### Exercise details
Your task is to output the entries below word for word.

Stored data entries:
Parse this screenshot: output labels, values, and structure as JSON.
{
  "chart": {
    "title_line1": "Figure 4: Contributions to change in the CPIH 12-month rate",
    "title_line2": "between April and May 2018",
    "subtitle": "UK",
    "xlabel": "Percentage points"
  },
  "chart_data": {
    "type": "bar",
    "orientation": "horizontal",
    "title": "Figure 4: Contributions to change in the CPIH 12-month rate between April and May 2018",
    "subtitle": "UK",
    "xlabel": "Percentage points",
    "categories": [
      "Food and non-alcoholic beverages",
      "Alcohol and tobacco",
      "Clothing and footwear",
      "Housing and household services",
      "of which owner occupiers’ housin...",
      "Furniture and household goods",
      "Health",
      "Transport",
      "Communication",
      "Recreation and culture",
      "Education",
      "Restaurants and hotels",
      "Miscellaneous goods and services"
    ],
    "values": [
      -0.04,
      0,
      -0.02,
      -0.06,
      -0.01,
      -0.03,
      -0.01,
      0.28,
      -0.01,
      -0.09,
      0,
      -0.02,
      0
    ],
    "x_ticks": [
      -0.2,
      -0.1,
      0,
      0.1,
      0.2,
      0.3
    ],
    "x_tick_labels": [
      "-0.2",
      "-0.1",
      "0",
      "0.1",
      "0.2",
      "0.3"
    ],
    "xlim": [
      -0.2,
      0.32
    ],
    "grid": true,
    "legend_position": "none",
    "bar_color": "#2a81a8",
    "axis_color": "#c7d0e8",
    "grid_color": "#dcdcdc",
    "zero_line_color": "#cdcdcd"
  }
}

### Answer to this problem
Parse this screenshot: output labels, values, and structure as JSON.
{
  "chart": {
    "title_line1": "Figure 4: Contributions to change in the CPIH 12-month rate",
    "title_line2": "between April and May 2018",
    "subtitle": "UK",
    "xlabel": "Percentage points"
  },
  "chart_data": {
    "type": "bar",
    "orientation": "horizontal",
    "title": "Figure 4: Contributions to change in the CPIH 12-month rate between April and May 2018",
    "subtitle": "UK",
    "xlabel": "Percentage points",
    "categories": [
      "Food and non-alcoholic beverages",
      "Alcohol and tobacco",
      "Clothing and footwear",
      "Housing and household services",
      "of which owner occupiers’ housin...",
      "Furniture and household goods",
      "Health",
      "Transport",
      "Communication",
      "Recreation and culture",
      "Education",
      "Restaurants and hotels",
      "Miscellaneous goods and services"
    ],
    "values": [
      -0.04,
      0,
      -0.02,
      -0.06,
      -0.01,
      -0.03,
      -0.01,
      0.28,
      -0.01,
      -0.09,
      0,
      -0.02,
      0
    ],
    "x_ticks": [
      -0.2,
      -0.1,
      0,
      0.1,
      0.2,
      0.3
    ],
    "x_tick_labels": [
      "-0.2",
      "-0.1",
      "0",
      "0.1",
      "0.2",
      "0.3"
    ],
    "xlim": [
      -0.2,
      0.32
    ],
    "grid": true,
    "legend_position": "none",
    "bar_color": "#2a81a8",
    "axis_color": "#c7d0e8",
    "grid_color": "#dcdcdc",
    "zero_line_color": "#cdcdcd"
  }
}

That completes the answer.